----- INPUT -----

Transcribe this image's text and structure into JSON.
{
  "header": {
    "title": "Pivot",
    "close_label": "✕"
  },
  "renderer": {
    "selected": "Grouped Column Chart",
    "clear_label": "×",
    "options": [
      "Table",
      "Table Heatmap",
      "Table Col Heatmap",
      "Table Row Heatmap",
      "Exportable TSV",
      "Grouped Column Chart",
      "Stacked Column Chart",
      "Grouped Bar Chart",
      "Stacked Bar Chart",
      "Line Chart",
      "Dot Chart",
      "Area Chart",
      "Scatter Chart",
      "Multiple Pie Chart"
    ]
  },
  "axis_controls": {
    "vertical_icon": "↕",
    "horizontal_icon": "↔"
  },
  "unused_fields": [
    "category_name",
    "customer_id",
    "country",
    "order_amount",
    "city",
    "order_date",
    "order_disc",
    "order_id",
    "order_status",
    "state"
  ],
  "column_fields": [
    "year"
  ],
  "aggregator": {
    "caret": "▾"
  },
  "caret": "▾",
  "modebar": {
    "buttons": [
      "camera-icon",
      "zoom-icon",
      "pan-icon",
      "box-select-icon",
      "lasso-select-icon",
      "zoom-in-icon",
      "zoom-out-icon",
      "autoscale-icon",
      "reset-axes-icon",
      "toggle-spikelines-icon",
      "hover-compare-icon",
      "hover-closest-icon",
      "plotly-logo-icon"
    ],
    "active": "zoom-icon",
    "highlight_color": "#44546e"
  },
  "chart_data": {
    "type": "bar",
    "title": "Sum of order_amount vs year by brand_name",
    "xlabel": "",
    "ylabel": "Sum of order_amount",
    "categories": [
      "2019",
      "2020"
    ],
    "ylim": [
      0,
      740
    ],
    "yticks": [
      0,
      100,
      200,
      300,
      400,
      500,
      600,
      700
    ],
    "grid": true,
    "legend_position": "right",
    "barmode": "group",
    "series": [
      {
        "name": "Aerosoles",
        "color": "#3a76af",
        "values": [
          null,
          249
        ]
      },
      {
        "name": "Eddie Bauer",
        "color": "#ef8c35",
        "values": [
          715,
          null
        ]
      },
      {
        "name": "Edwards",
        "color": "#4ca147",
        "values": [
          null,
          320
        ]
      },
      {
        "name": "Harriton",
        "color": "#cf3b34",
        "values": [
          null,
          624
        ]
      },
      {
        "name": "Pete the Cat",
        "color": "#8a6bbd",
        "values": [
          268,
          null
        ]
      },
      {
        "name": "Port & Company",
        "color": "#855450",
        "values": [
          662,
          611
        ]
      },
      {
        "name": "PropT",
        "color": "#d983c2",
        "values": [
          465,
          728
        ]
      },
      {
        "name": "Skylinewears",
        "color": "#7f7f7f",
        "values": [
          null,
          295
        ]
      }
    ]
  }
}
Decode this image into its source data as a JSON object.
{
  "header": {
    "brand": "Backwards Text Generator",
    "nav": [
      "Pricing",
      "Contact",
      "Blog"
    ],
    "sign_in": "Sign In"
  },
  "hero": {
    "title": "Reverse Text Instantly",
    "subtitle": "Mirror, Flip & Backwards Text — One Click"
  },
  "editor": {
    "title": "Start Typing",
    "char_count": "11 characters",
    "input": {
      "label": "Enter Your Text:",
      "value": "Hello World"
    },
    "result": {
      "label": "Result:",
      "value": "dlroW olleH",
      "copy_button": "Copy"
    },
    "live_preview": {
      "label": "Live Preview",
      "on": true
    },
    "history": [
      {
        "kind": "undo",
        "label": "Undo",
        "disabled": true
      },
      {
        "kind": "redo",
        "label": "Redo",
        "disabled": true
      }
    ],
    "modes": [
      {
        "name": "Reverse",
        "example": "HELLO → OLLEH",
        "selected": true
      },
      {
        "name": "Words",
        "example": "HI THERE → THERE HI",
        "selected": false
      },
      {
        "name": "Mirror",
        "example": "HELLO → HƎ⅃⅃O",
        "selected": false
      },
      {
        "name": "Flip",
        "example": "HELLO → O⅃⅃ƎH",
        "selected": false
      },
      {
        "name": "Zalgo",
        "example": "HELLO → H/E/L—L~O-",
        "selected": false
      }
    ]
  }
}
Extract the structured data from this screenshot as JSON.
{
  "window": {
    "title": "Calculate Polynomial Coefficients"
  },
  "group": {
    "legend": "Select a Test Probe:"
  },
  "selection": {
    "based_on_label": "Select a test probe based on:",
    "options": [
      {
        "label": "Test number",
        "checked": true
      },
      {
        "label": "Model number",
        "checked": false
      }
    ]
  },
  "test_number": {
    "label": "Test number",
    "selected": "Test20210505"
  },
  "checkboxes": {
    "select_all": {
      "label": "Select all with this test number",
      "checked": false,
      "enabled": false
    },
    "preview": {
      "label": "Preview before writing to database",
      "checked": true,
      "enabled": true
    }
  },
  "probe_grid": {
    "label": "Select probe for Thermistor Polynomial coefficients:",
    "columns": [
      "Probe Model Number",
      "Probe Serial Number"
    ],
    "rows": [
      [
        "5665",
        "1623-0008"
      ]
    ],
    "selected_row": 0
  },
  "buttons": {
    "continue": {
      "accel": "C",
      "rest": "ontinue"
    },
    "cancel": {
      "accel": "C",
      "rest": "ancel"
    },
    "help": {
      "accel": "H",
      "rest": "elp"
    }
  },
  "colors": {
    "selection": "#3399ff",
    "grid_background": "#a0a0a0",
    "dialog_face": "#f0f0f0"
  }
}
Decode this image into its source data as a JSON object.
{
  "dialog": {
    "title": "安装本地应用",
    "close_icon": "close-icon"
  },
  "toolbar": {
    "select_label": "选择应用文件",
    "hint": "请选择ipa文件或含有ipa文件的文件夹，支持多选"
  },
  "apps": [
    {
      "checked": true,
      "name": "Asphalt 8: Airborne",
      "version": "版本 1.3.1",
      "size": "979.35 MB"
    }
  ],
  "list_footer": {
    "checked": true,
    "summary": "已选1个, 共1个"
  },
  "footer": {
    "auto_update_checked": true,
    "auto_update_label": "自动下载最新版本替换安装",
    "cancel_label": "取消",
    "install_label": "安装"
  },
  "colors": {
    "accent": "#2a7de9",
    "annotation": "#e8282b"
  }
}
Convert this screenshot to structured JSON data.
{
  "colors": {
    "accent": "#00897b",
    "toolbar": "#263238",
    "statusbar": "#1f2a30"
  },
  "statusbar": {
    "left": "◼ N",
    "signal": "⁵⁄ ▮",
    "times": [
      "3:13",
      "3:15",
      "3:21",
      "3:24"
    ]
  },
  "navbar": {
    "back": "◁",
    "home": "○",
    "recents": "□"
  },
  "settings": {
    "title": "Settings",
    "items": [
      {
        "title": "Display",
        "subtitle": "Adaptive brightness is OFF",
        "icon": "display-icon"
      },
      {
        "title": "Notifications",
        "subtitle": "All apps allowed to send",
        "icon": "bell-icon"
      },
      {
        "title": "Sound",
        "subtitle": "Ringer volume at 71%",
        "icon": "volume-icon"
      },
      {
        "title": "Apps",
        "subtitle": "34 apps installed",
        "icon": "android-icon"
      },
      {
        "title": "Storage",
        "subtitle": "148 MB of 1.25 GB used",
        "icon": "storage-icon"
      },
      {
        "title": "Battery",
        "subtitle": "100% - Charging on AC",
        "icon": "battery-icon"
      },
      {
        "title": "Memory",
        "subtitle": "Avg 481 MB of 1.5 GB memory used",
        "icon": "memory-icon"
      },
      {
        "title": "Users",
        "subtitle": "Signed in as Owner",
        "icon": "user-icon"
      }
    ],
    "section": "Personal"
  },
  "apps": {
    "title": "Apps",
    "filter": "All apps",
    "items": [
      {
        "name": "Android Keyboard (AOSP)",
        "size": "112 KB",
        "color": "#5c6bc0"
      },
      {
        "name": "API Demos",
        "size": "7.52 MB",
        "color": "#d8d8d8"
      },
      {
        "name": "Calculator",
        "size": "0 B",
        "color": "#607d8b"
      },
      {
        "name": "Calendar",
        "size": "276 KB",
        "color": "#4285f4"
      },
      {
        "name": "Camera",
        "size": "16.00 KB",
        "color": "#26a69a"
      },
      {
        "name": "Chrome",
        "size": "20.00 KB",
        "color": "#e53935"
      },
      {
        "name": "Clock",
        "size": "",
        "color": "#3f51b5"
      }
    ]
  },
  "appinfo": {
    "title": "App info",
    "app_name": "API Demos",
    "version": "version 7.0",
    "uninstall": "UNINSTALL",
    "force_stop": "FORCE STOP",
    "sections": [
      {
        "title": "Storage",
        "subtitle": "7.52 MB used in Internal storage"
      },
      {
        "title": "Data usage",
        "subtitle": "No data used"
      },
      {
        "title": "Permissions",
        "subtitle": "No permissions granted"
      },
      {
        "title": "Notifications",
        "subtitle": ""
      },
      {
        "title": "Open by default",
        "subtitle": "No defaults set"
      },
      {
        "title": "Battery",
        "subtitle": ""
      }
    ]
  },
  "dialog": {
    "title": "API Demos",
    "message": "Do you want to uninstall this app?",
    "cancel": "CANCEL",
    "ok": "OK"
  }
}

-----

__GIVEN INSTRUCTION__.
Look through the entries above and list every line containing "Model".

__EXERCISE OUTPUT__.
        "label": "Model number",
      "Probe Model Number",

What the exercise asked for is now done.